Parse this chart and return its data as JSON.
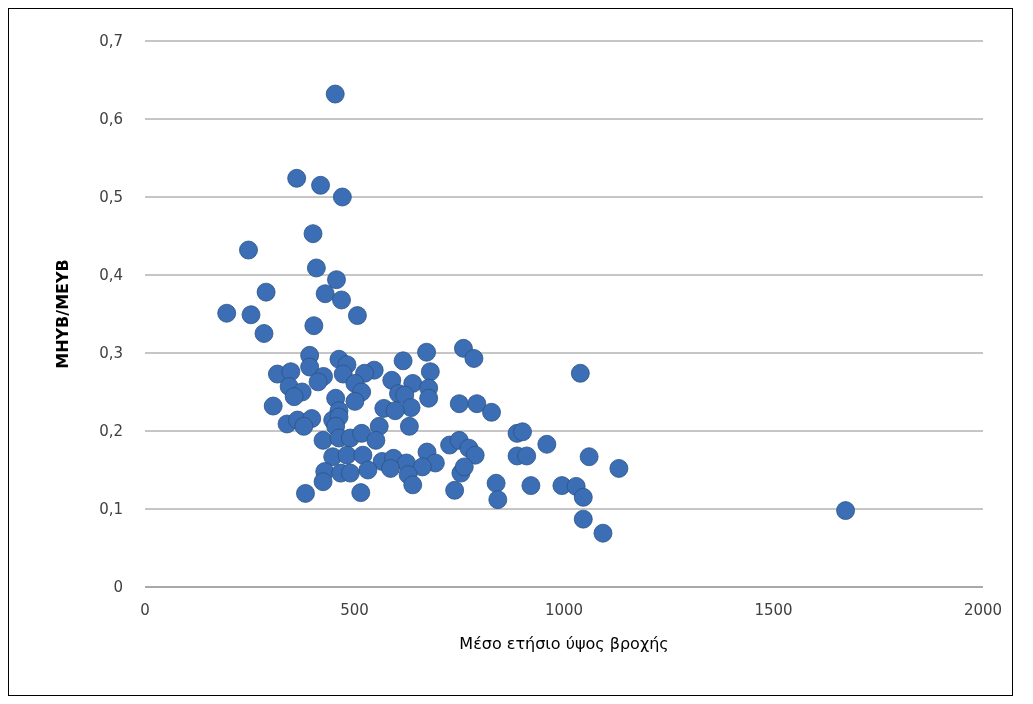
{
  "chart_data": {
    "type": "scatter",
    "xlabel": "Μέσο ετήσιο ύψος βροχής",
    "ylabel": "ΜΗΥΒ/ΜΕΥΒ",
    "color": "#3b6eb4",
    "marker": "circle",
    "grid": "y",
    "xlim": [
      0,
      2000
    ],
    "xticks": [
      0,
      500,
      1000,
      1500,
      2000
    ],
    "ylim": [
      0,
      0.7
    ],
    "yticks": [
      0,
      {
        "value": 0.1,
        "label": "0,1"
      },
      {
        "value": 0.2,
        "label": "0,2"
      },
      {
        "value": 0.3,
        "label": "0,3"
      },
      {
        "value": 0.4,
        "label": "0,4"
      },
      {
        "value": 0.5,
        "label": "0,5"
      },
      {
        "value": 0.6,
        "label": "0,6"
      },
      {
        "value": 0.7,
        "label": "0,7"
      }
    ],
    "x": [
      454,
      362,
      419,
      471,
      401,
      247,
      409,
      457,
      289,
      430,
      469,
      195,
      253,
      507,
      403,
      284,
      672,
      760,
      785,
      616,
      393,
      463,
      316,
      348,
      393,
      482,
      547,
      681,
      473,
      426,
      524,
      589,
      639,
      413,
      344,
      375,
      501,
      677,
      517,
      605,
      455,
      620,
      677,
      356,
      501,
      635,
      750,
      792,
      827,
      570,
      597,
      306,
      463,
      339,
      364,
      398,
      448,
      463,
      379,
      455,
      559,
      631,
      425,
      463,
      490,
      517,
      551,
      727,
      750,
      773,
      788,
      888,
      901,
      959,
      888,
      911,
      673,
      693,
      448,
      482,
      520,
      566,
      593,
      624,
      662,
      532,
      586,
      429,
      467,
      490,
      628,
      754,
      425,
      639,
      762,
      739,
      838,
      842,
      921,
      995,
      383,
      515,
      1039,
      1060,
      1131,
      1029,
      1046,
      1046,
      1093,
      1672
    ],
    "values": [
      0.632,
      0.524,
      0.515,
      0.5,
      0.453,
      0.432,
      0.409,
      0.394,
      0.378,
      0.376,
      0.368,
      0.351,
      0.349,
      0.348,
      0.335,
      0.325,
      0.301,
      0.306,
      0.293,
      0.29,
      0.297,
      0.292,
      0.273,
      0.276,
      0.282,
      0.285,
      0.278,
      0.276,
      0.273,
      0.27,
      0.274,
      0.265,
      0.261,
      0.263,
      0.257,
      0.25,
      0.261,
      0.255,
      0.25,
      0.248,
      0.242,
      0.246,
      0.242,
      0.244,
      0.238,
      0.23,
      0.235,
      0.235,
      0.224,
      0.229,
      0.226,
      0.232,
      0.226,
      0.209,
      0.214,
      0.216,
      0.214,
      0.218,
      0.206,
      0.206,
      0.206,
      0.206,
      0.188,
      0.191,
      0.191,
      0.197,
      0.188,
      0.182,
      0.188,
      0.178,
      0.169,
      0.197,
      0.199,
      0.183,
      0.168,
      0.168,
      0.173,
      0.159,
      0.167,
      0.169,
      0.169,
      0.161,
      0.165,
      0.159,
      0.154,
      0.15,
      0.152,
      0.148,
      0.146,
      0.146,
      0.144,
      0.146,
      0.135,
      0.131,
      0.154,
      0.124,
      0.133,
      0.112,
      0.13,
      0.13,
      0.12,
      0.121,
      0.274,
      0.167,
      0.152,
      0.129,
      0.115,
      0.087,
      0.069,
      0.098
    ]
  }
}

Prompt: Print the complete listing exactly, apart from any pictures.

Output for this task:
Parse this chart and return its data as JSON.
{
  "chart_data": {
    "type": "scatter",
    "xlabel": "Μέσο ετήσιο ύψος βροχής",
    "ylabel": "ΜΗΥΒ/ΜΕΥΒ",
    "color": "#3b6eb4",
    "marker": "circle",
    "grid": "y",
    "xlim": [
      0,
      2000
    ],
    "xticks": [
      0,
      500,
      1000,
      1500,
      2000
    ],
    "ylim": [
      0,
      0.7
    ],
    "yticks": [
      0,
      {
        "value": 0.1,
        "label": "0,1"
      },
      {
        "value": 0.2,
        "label": "0,2"
      },
      {
        "value": 0.3,
        "label": "0,3"
      },
      {
        "value": 0.4,
        "label": "0,4"
      },
      {
        "value": 0.5,
        "label": "0,5"
      },
      {
        "value": 0.6,
        "label": "0,6"
      },
      {
        "value": 0.7,
        "label": "0,7"
      }
    ],
    "x": [
      454,
      362,
      419,
      471,
      401,
      247,
      409,
      457,
      289,
      430,
      469,
      195,
      253,
      507,
      403,
      284,
      672,
      760,
      785,
      616,
      393,
      463,
      316,
      348,
      393,
      482,
      547,
      681,
      473,
      426,
      524,
      589,
      639,
      413,
      344,
      375,
      501,
      677,
      517,
      605,
      455,
      620,
      677,
      356,
      501,
      635,
      750,
      792,
      827,
      570,
      597,
      306,
      463,
      339,
      364,
      398,
      448,
      463,
      379,
      455,
      559,
      631,
      425,
      463,
      490,
      517,
      551,
      727,
      750,
      773,
      788,
      888,
      901,
      959,
      888,
      911,
      673,
      693,
      448,
      482,
      520,
      566,
      593,
      624,
      662,
      532,
      586,
      429,
      467,
      490,
      628,
      754,
      425,
      639,
      762,
      739,
      838,
      842,
      921,
      995,
      383,
      515,
      1039,
      1060,
      1131,
      1029,
      1046,
      1046,
      1093,
      1672
    ],
    "values": [
      0.632,
      0.524,
      0.515,
      0.5,
      0.453,
      0.432,
      0.409,
      0.394,
      0.378,
      0.376,
      0.368,
      0.351,
      0.349,
      0.348,
      0.335,
      0.325,
      0.301,
      0.306,
      0.293,
      0.29,
      0.297,
      0.292,
      0.273,
      0.276,
      0.282,
      0.285,
      0.278,
      0.276,
      0.273,
      0.27,
      0.274,
      0.265,
      0.261,
      0.263,
      0.257,
      0.25,
      0.261,
      0.255,
      0.25,
      0.248,
      0.242,
      0.246,
      0.242,
      0.244,
      0.238,
      0.23,
      0.235,
      0.235,
      0.224,
      0.229,
      0.226,
      0.232,
      0.226,
      0.209,
      0.214,
      0.216,
      0.214,
      0.218,
      0.206,
      0.206,
      0.206,
      0.206,
      0.188,
      0.191,
      0.191,
      0.197,
      0.188,
      0.182,
      0.188,
      0.178,
      0.169,
      0.197,
      0.199,
      0.183,
      0.168,
      0.168,
      0.173,
      0.159,
      0.167,
      0.169,
      0.169,
      0.161,
      0.165,
      0.159,
      0.154,
      0.15,
      0.152,
      0.148,
      0.146,
      0.146,
      0.144,
      0.146,
      0.135,
      0.131,
      0.154,
      0.124,
      0.133,
      0.112,
      0.13,
      0.13,
      0.12,
      0.121,
      0.274,
      0.167,
      0.152,
      0.129,
      0.115,
      0.087,
      0.069,
      0.098
    ]
  }
}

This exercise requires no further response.